:: REQUIREMENT ::
Would you restate, exactly as they appear, the lines from the one containing "What text is on this page?" through the end of the data below?

:: MATERIAL FOR THIS EXERCISE ::
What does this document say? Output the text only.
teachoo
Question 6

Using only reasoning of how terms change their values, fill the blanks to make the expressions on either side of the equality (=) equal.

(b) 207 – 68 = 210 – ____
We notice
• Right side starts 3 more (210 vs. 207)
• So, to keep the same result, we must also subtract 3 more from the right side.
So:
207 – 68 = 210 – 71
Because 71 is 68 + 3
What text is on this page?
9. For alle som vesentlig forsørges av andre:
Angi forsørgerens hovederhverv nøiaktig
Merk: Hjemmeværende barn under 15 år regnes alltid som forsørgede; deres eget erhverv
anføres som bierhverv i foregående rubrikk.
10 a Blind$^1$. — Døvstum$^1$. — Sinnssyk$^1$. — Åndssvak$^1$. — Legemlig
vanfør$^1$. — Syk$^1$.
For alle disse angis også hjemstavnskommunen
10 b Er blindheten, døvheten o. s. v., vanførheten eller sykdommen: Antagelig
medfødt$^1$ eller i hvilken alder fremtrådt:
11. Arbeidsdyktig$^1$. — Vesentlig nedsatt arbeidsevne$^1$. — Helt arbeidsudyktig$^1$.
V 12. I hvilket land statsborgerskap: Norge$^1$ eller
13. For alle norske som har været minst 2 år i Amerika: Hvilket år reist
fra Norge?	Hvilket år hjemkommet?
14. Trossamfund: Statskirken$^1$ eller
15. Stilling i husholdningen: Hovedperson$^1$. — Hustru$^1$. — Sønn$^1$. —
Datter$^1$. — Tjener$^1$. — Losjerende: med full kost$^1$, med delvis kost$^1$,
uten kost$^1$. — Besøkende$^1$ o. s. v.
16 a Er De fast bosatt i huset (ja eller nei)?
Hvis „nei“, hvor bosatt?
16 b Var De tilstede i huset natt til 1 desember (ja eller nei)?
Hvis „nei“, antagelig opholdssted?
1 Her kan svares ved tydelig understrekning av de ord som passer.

:: EXERCISE RESPONSE ::
What text is on this page?
9. For alle som vesentlig forsørges av andre:
Angi forsørgerens hovederhverv nøiaktig
Merk: Hjemmeværende barn under 15 år regnes alltid som forsørgede; deres eget erhverv
anføres som bierhverv i foregående rubrikk.
10 a Blind$^1$. — Døvstum$^1$. — Sinnssyk$^1$. — Åndssvak$^1$. — Legemlig
vanfør$^1$. — Syk$^1$.
For alle disse angis også hjemstavnskommunen
10 b Er blindheten, døvheten o. s. v., vanførheten eller sykdommen: Antagelig
medfødt$^1$ eller i hvilken alder fremtrådt:
11. Arbeidsdyktig$^1$. — Vesentlig nedsatt arbeidsevne$^1$. — Helt arbeidsudyktig$^1$.
V 12. I hvilket land statsborgerskap: Norge$^1$ eller
13. For alle norske som har været minst 2 år i Amerika: Hvilket år reist
fra Norge?	Hvilket år hjemkommet?
14. Trossamfund: Statskirken$^1$ eller
15. Stilling i husholdningen: Hovedperson$^1$. — Hustru$^1$. — Sønn$^1$. —
Datter$^1$. — Tjener$^1$. — Losjerende: med full kost$^1$, med delvis kost$^1$,
uten kost$^1$. — Besøkende$^1$ o. s. v.
16 a Er De fast bosatt i huset (ja eller nei)?
Hvis „nei“, hvor bosatt?
16 b Var De tilstede i huset natt til 1 desember (ja eller nei)?
Hvis „nei“, antagelig opholdssted?
1 Her kan svares ved tydelig understrekning av de ord som passer.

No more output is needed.